[start Material to process]

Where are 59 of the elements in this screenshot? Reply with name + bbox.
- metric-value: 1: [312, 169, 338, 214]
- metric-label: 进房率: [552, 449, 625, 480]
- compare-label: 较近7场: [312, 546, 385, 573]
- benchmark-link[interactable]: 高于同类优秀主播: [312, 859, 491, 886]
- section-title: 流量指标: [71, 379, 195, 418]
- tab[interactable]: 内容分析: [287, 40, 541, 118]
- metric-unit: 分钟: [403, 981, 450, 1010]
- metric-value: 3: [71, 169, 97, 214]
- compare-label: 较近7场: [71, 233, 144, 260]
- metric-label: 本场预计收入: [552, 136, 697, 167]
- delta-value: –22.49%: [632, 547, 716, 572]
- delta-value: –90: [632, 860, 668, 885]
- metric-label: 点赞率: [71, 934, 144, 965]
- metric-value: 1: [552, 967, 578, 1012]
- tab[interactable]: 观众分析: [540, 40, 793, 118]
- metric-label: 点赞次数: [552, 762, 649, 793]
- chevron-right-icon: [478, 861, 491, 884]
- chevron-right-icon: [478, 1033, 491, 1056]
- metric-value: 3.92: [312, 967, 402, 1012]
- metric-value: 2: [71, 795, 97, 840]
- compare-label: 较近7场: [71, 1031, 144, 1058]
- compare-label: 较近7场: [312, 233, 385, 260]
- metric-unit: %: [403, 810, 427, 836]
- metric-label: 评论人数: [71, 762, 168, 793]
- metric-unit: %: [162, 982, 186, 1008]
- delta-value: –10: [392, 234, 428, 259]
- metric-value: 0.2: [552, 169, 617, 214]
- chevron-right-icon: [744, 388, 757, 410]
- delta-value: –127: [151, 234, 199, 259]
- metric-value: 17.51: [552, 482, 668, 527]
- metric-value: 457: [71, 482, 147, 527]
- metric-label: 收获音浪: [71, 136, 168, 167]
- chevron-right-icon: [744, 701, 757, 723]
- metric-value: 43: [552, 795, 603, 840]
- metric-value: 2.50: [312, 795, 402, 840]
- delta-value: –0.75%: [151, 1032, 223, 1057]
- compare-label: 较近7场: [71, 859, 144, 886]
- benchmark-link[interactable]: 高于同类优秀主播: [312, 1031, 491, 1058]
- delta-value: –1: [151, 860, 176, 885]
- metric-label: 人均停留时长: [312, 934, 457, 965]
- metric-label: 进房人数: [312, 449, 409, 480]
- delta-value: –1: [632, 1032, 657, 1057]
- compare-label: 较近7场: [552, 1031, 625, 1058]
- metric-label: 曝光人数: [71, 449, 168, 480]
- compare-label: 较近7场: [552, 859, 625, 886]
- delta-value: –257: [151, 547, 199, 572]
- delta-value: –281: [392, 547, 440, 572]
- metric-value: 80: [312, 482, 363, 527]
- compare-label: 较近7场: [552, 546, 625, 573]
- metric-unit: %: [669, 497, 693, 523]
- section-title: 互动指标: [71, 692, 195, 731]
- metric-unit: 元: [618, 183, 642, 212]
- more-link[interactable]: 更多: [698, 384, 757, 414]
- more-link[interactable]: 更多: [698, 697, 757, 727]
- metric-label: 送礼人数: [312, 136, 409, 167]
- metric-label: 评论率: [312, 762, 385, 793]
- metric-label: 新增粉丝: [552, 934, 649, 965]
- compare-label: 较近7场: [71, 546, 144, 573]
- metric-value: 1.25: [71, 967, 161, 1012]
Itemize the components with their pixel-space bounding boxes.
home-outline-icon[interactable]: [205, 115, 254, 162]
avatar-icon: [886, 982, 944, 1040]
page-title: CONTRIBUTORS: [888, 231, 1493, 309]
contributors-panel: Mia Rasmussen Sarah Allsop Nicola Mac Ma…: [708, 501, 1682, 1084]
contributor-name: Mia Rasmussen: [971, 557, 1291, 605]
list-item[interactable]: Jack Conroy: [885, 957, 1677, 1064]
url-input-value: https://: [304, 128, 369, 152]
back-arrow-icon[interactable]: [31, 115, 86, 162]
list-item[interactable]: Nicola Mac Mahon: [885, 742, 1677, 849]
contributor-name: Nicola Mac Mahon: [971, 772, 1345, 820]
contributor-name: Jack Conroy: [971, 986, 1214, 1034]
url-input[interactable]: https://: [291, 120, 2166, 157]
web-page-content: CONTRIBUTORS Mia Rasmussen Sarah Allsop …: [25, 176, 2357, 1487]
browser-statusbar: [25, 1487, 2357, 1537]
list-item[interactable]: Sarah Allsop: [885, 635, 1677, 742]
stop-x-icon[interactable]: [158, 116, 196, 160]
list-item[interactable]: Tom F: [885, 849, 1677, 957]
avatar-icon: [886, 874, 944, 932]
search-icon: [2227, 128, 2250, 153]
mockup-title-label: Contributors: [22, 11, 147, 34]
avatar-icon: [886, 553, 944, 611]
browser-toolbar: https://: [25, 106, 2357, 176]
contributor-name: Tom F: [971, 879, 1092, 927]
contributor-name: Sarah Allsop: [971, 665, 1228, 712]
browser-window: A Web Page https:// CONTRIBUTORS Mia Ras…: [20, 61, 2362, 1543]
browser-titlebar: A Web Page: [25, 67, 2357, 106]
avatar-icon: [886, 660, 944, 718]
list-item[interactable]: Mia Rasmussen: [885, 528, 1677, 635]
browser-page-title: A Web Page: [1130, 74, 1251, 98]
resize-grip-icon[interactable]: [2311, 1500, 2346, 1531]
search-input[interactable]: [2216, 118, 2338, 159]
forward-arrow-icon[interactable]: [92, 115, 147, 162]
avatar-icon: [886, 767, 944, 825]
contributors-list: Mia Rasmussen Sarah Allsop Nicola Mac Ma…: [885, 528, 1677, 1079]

[end Material to process]

> _Directions for this task_
Set out all of the rows above as a numbered list, skipping any blank lines.

> _Answer for this exercise_
1. Where are 59 of the elements in this screenshot? Reply with name + bbox.
2. - metric-value: 1: [312, 169, 338, 214]
3. - metric-label: 进房率: [552, 449, 625, 480]
4. - compare-label: 较近7场: [312, 546, 385, 573]
5. - benchmark-link[interactable]: 高于同类优秀主播: [312, 859, 491, 886]
6. - section-title: 流量指标: [71, 379, 195, 418]
7. - tab[interactable]: 内容分析: [287, 40, 541, 118]
8. - metric-unit: 分钟: [403, 981, 450, 1010]
9. - metric-value: 3: [71, 169, 97, 214]
10. - compare-label: 较近7场: [71, 233, 144, 260]
11. - metric-label: 本场预计收入: [552, 136, 697, 167]
12. - delta-value: –22.49%: [632, 547, 716, 572]
13. - delta-value: –90: [632, 860, 668, 885]
14. - metric-label: 点赞率: [71, 934, 144, 965]
15. - metric-value: 1: [552, 967, 578, 1012]
16. - tab[interactable]: 观众分析: [540, 40, 793, 118]
17. - metric-label: 点赞次数: [552, 762, 649, 793]
18. - chevron-right-icon: [478, 861, 491, 884]
19. - chevron-right-icon: [478, 1033, 491, 1056]
20. - metric-value: 3.92: [312, 967, 402, 1012]
21. - metric-value: 2: [71, 795, 97, 840]
22. - compare-label: 较近7场: [71, 1031, 144, 1058]
23. - compare-label: 较近7场: [312, 233, 385, 260]
24. - metric-unit: %: [403, 810, 427, 836]
25. - metric-label: 评论人数: [71, 762, 168, 793]
26. - metric-unit: %: [162, 982, 186, 1008]
27. - delta-value: –10: [392, 234, 428, 259]
28. - metric-value: 0.2: [552, 169, 617, 214]
29. - chevron-right-icon: [744, 388, 757, 410]
30. - delta-value: –127: [151, 234, 199, 259]
31. - metric-value: 17.51: [552, 482, 668, 527]
32. - metric-value: 457: [71, 482, 147, 527]
33. - metric-label: 收获音浪: [71, 136, 168, 167]
34. - chevron-right-icon: [744, 701, 757, 723]
35. - metric-value: 43: [552, 795, 603, 840]
36. - metric-value: 2.50: [312, 795, 402, 840]
37. - delta-value: –0.75%: [151, 1032, 223, 1057]
38. - compare-label: 较近7场: [71, 859, 144, 886]
39. - benchmark-link[interactable]: 高于同类优秀主播: [312, 1031, 491, 1058]
40. - delta-value: –1: [151, 860, 176, 885]
41. - metric-label: 人均停留时长: [312, 934, 457, 965]
42. - metric-label: 进房人数: [312, 449, 409, 480]
43. - delta-value: –1: [632, 1032, 657, 1057]
44. - compare-label: 较近7场: [552, 1031, 625, 1058]
45. - metric-label: 曝光人数: [71, 449, 168, 480]
46. - compare-label: 较近7场: [552, 859, 625, 886]
47. - delta-value: –257: [151, 547, 199, 572]
48. - delta-value: –281: [392, 547, 440, 572]
49. - metric-value: 80: [312, 482, 363, 527]
50. - compare-label: 较近7场: [552, 546, 625, 573]
51. - metric-unit: %: [669, 497, 693, 523]
52. - section-title: 互动指标: [71, 692, 195, 731]
53. - metric-unit: 元: [618, 183, 642, 212]
54. - more-link[interactable]: 更多: [698, 384, 757, 414]
55. - more-link[interactable]: 更多: [698, 697, 757, 727]
56. - metric-label: 送礼人数: [312, 136, 409, 167]
57. - metric-label: 评论率: [312, 762, 385, 793]
58. - metric-label: 新增粉丝: [552, 934, 649, 965]
59. - compare-label: 较近7场: [71, 546, 144, 573]
60. - metric-value: 1.25: [71, 967, 161, 1012]
61. Itemize the components with their pixel-space bounding boxes.
62. home-outline-icon[interactable]: [205, 115, 254, 162]
63. avatar-icon: [886, 982, 944, 1040]
64. page-title: CONTRIBUTORS: [888, 231, 1493, 309]
65. contributors-panel: Mia Rasmussen Sarah Allsop Nicola Mac Ma…: [708, 501, 1682, 1084]
66. contributor-name: Mia Rasmussen: [971, 557, 1291, 605]
67. list-item[interactable]: Jack Conroy: [885, 957, 1677, 1064]
68. url-input-value: https://: [304, 128, 369, 152]
69. back-arrow-icon[interactable]: [31, 115, 86, 162]
70. list-item[interactable]: Nicola Mac Mahon: [885, 742, 1677, 849]
71. contributor-name: Nicola Mac Mahon: [971, 772, 1345, 820]
72. contributor-name: Jack Conroy: [971, 986, 1214, 1034]
73. url-input[interactable]: https://: [291, 120, 2166, 157]
74. web-page-content: CONTRIBUTORS Mia Rasmussen Sarah Allsop …: [25, 176, 2357, 1487]
75. browser-statusbar: [25, 1487, 2357, 1537]
76. list-item[interactable]: Sarah Allsop: [885, 635, 1677, 742]
77. stop-x-icon[interactable]: [158, 116, 196, 160]
78. list-item[interactable]: Tom F: [885, 849, 1677, 957]
79. avatar-icon: [886, 874, 944, 932]
80. search-icon: [2227, 128, 2250, 153]
81. mockup-title-label: Contributors: [22, 11, 147, 34]
82. avatar-icon: [886, 553, 944, 611]
83. browser-toolbar: https://: [25, 106, 2357, 176]
84. contributor-name: Tom F: [971, 879, 1092, 927]
85. contributor-name: Sarah Allsop: [971, 665, 1228, 712]
86. browser-window: A Web Page https:// CONTRIBUTORS Mia Ras…: [20, 61, 2362, 1543]
87. browser-titlebar: A Web Page: [25, 67, 2357, 106]
88. avatar-icon: [886, 660, 944, 718]
89. list-item[interactable]: Mia Rasmussen: [885, 528, 1677, 635]
90. browser-page-title: A Web Page: [1130, 74, 1251, 98]
91. resize-grip-icon[interactable]: [2311, 1500, 2346, 1531]
92. search-input[interactable]: [2216, 118, 2338, 159]
93. forward-arrow-icon[interactable]: [92, 115, 147, 162]
94. avatar-icon: [886, 767, 944, 825]
95. contributors-list: Mia Rasmussen Sarah Allsop Nicola Mac Ma…: [885, 528, 1677, 1079]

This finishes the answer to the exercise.